Written request
Spot each line in the records below where the word "name" occurs, then copy it.

§

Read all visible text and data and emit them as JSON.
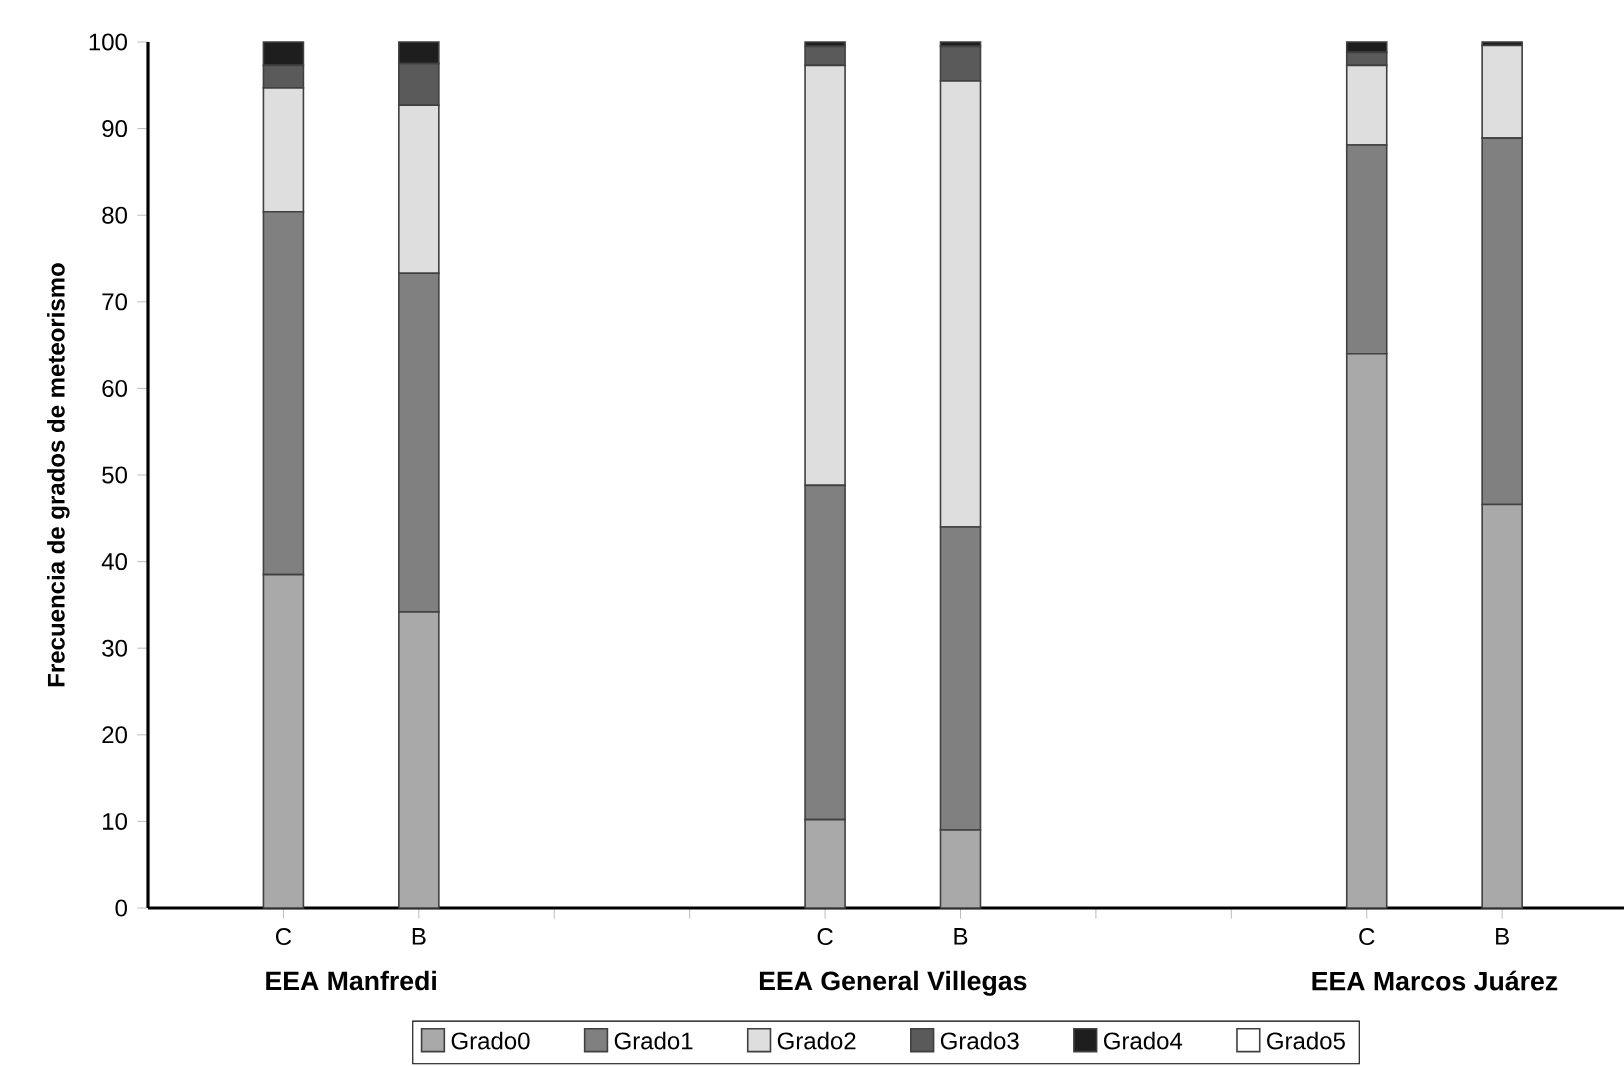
{
  "chart_data": {
    "type": "bar",
    "stacked": true,
    "ylabel": "Frecuencia de grados de meteorismo",
    "categories": [
      "C",
      "B",
      null,
      null,
      "C",
      "B",
      null,
      null,
      "C",
      "B"
    ],
    "series": [
      {
        "name": "Grado0",
        "color": "#a9a9a9",
        "values": [
          38.5,
          34.2,
          null,
          null,
          10.2,
          9,
          null,
          null,
          64,
          46.6
        ]
      },
      {
        "name": "Grado1",
        "color": "#808080",
        "values": [
          41.9,
          39.1,
          null,
          null,
          38.6,
          35,
          null,
          null,
          24.1,
          42.3
        ]
      },
      {
        "name": "Grado2",
        "color": "#dedede",
        "values": [
          14.3,
          19.4,
          null,
          null,
          48.5,
          51.5,
          null,
          null,
          9.2,
          10.7
        ]
      },
      {
        "name": "Grado3",
        "color": "#5a5a5a",
        "values": [
          2.6,
          4.8,
          null,
          null,
          2.2,
          4,
          null,
          null,
          1.5,
          0
        ]
      },
      {
        "name": "Grado4",
        "color": "#1e1e1e",
        "values": [
          2.7,
          2.5,
          null,
          null,
          0.5,
          0.5,
          null,
          null,
          1.2,
          0.4
        ]
      },
      {
        "name": "Grado5",
        "color": "#ffffff",
        "values": [
          0,
          0,
          null,
          null,
          0,
          0,
          null,
          null,
          0,
          0
        ]
      }
    ],
    "ylim": [
      0,
      100
    ],
    "yticks": [
      0,
      10,
      20,
      30,
      40,
      50,
      60,
      70,
      80,
      90,
      100
    ],
    "grid": false,
    "legend": "bottom",
    "annotations": [
      "EEA Manfredi",
      "EEA General Villegas",
      "EEA Marcos Juárez"
    ]
  }
}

§

Full output
        "name": "Grado0",
        "name": "Grado1",
        "name": "Grado2",
        "name": "Grado3",
        "name": "Grado4",
        "name": "Grado5",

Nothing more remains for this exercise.